Data extracted from a collection -
--------------------------------

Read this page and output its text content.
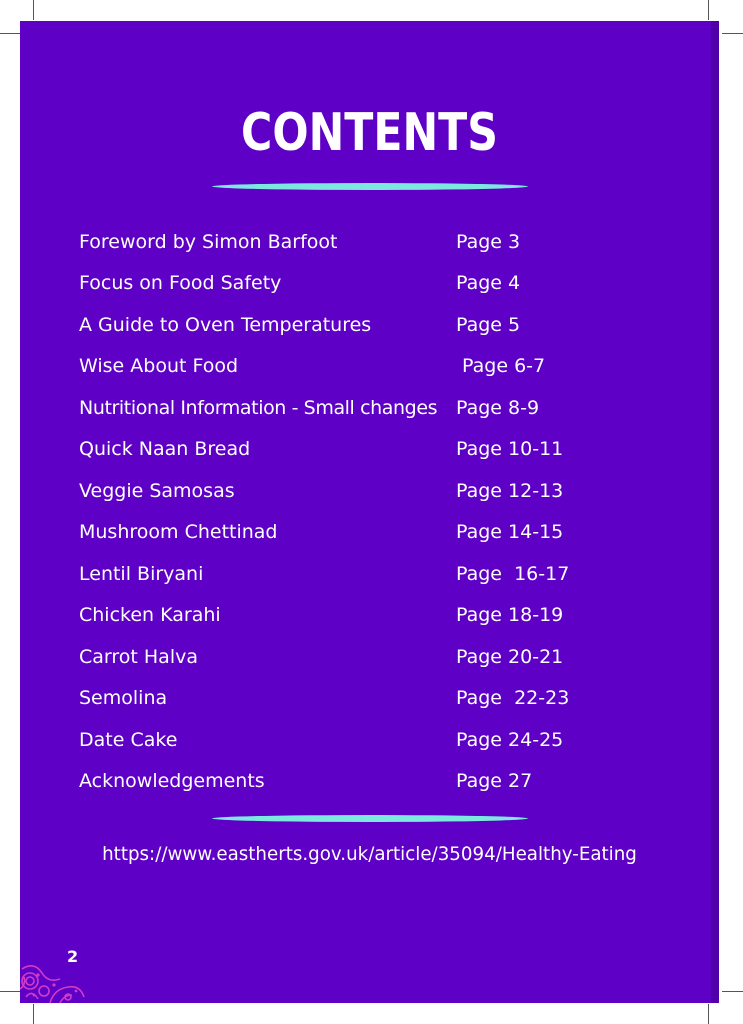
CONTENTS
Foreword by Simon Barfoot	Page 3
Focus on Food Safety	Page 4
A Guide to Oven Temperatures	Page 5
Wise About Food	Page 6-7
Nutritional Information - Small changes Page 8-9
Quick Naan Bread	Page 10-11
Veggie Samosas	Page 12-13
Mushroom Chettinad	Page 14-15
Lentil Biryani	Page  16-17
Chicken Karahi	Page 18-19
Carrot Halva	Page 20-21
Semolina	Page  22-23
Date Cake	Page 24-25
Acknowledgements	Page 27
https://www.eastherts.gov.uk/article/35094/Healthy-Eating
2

--------------------------------

EXERCISE DESCRIPTION -
Make an exact reproduction of the listing above, without any pictures.

WRITTEN SOLUTION -
Read this page and output its text content.
CONTENTS
Foreword by Simon Barfoot	Page 3
Focus on Food Safety	Page 4
A Guide to Oven Temperatures	Page 5
Wise About Food	Page 6-7
Nutritional Information - Small changes Page 8-9
Quick Naan Bread	Page 10-11
Veggie Samosas	Page 12-13
Mushroom Chettinad	Page 14-15
Lentil Biryani	Page  16-17
Chicken Karahi	Page 18-19
Carrot Halva	Page 20-21
Semolina	Page  22-23
Date Cake	Page 24-25
Acknowledgements	Page 27
https://www.eastherts.gov.uk/article/35094/Healthy-Eating
2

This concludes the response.